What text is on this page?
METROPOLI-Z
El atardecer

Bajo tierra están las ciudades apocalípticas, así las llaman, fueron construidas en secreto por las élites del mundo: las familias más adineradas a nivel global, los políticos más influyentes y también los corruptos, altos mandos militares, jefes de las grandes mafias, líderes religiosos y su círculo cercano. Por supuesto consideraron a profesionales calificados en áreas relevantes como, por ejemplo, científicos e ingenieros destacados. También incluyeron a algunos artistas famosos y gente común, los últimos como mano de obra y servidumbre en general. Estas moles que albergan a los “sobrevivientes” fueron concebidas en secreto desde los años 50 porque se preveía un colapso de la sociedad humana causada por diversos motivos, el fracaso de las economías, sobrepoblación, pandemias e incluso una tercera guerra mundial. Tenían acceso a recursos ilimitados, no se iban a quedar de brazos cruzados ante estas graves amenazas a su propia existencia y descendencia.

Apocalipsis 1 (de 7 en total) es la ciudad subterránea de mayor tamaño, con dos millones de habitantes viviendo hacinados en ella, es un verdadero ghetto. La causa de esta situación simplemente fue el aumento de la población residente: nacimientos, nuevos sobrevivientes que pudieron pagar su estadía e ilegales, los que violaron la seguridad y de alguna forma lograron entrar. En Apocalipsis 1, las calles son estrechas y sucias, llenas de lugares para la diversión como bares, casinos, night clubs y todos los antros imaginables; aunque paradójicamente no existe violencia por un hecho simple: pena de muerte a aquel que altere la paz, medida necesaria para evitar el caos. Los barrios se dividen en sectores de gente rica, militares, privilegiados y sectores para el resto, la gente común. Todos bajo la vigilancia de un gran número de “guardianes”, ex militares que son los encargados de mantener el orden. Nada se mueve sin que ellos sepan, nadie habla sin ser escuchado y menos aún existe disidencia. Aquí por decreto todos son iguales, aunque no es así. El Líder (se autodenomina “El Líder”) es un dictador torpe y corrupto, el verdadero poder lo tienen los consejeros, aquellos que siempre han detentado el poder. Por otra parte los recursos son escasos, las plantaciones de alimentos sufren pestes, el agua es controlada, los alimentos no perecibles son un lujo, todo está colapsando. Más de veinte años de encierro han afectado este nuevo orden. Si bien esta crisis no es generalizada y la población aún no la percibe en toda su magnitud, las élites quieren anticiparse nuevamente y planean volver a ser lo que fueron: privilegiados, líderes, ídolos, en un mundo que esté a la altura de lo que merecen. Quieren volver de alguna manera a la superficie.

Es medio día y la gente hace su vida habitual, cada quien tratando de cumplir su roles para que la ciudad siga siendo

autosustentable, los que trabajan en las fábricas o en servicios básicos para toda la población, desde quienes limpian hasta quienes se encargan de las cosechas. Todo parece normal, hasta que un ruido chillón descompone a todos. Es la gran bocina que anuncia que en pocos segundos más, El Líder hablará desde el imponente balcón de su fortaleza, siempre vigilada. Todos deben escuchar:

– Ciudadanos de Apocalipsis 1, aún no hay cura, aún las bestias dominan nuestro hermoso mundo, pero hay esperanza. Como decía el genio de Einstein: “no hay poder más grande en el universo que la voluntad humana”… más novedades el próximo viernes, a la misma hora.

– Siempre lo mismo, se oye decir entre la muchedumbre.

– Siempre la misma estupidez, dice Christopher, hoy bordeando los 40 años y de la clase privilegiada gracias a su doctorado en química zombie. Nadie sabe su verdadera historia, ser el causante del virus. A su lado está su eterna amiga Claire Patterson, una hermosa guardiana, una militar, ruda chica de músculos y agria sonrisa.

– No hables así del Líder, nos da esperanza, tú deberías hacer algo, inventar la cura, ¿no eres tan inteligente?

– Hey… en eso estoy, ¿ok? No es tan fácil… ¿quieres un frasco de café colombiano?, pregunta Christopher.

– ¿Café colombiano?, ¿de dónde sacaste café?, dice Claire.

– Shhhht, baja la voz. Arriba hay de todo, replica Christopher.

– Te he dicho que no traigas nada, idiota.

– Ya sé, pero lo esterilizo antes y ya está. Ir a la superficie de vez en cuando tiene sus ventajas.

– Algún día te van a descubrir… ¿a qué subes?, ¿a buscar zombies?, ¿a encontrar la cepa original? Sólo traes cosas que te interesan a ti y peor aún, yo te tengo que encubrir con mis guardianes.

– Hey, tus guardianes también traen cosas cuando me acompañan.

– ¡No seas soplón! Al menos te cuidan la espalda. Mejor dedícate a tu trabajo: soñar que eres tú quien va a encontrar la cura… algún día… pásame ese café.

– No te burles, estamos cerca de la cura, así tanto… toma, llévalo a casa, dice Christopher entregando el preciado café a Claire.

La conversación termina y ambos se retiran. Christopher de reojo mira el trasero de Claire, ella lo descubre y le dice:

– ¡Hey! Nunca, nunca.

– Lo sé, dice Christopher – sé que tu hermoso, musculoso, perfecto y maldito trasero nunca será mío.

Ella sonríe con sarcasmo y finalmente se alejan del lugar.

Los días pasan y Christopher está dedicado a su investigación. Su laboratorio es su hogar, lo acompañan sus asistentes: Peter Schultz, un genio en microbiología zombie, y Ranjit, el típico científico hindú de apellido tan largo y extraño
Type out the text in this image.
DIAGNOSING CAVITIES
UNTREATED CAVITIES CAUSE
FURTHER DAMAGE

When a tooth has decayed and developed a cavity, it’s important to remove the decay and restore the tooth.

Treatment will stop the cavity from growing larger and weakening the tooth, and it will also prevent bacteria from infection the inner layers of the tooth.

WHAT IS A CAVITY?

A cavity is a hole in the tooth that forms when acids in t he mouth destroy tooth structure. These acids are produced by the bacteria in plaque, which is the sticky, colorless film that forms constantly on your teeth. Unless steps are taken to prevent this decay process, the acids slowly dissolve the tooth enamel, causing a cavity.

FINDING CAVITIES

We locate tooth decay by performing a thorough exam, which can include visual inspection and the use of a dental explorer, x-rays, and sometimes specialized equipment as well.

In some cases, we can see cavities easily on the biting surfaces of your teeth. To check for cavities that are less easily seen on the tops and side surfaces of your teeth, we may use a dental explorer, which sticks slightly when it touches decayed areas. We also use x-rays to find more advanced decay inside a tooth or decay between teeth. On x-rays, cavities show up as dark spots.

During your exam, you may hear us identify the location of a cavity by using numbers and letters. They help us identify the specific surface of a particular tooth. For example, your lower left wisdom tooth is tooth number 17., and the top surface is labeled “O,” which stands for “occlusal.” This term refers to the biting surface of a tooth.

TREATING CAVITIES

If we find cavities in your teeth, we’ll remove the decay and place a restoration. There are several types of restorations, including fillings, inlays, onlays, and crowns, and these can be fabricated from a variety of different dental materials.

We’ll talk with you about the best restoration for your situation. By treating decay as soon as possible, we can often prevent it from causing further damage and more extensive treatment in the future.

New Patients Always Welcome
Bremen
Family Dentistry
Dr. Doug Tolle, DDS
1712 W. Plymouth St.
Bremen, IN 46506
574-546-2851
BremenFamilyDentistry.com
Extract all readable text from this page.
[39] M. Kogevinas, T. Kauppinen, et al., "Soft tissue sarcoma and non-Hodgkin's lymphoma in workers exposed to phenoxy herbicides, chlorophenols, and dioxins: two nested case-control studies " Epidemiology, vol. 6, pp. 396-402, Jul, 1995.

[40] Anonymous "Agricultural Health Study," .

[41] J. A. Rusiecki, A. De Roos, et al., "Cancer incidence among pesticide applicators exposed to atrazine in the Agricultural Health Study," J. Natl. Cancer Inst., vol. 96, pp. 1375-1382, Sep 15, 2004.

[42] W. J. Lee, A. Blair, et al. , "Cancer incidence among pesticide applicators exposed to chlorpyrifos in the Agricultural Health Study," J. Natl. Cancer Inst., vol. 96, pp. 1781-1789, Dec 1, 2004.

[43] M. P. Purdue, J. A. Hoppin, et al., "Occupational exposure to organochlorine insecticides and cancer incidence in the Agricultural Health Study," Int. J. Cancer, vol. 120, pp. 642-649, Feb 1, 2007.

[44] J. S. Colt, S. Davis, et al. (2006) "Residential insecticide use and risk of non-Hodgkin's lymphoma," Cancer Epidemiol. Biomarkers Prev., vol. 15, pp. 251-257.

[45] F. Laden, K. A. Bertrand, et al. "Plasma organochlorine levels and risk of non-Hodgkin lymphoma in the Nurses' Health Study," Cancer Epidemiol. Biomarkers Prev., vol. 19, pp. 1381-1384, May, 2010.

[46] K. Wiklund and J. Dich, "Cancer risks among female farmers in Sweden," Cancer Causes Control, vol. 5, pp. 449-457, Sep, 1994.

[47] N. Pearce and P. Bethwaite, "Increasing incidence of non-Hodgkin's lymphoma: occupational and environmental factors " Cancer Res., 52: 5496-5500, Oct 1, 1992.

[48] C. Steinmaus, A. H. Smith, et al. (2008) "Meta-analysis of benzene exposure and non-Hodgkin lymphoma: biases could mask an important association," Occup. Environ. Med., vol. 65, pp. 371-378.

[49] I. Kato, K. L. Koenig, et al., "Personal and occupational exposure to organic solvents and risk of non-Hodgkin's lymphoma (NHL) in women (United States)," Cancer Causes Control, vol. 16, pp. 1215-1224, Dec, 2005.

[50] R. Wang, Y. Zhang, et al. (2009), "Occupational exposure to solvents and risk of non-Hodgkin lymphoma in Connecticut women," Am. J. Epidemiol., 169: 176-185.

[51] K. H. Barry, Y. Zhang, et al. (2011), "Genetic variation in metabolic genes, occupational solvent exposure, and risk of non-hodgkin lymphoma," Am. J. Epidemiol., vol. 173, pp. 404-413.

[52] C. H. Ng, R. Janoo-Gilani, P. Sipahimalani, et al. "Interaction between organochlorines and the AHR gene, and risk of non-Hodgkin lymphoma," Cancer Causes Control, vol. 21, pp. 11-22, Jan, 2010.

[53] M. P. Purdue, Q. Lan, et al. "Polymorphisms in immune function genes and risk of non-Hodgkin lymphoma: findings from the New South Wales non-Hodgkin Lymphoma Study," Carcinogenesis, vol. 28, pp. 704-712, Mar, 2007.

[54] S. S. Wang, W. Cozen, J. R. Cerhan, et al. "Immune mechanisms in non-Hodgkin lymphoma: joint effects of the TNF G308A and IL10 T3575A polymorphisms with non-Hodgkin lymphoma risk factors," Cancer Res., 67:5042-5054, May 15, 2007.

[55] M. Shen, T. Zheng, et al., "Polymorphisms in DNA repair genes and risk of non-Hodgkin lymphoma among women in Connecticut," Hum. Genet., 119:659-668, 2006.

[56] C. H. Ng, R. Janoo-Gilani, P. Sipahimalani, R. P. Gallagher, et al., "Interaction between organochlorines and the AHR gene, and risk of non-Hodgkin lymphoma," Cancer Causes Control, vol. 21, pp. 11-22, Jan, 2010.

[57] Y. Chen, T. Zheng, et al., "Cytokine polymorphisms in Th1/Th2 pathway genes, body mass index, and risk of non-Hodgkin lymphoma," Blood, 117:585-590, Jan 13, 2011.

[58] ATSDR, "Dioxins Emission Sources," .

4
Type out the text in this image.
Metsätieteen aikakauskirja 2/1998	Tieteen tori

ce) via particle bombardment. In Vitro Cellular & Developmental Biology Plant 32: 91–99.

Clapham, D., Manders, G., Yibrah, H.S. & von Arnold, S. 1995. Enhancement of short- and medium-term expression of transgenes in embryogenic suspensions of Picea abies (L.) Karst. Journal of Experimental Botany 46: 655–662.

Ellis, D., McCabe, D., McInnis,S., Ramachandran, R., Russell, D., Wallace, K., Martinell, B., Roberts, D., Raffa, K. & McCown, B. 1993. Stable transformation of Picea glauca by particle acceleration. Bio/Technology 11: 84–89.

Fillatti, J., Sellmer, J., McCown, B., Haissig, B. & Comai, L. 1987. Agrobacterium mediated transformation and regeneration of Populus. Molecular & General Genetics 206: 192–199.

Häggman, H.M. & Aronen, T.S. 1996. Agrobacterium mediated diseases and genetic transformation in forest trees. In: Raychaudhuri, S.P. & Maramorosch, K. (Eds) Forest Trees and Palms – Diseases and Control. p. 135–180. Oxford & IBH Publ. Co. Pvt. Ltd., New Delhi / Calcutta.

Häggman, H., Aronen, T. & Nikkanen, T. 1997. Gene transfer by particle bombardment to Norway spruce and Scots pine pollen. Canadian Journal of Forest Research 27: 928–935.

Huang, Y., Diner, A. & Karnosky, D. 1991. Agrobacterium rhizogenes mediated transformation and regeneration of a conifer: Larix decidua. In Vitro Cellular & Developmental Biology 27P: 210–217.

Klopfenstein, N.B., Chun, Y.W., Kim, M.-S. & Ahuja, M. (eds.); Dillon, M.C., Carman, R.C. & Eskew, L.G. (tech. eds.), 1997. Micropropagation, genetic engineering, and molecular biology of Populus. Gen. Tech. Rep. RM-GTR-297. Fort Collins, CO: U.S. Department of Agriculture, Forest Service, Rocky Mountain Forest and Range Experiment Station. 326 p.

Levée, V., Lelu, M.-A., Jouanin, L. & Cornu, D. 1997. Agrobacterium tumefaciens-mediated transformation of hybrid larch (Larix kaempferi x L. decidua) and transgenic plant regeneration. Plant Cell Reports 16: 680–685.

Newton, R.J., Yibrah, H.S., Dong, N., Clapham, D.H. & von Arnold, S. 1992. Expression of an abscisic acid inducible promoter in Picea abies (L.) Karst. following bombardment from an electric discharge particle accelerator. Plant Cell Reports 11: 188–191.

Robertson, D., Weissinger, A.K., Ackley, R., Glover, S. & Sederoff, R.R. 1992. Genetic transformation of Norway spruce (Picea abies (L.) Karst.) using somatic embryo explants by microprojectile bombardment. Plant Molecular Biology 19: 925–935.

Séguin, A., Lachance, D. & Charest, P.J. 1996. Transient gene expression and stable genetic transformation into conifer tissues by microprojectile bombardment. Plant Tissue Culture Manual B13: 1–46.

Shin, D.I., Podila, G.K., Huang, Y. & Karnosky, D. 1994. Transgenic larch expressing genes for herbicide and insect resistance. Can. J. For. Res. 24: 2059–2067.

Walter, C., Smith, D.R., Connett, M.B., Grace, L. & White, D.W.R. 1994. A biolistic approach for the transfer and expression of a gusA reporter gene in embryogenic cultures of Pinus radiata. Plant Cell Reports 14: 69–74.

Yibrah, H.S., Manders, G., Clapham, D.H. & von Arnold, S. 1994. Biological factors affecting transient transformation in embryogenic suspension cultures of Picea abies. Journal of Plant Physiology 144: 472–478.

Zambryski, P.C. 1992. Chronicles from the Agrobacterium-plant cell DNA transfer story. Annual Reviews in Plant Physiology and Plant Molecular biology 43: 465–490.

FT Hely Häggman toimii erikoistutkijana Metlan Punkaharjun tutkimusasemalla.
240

--------------------------------

### WHAT NEEDS TO BE DONE
If the string "Wang" is in a line of the entries, pick that line out.

### SOLUTION FOR THIS TASK
[50] R. Wang, Y. Zhang, et al. (2009), "Occupational exposure to solvents and risk of non-Hodgkin lymphoma in Connecticut women," Am. J. Epidemiol., 169: 176-185.
[54] S. S. Wang, W. Cozen, J. R. Cerhan, et al. "Immune mechanisms in non-Hodgkin lymphoma: joint effects of the TNF G308A and IL10 T3575A polymorphisms with non-Hodgkin lymphoma risk factors," Cancer Res., 67:5042-5054, May 15, 2007.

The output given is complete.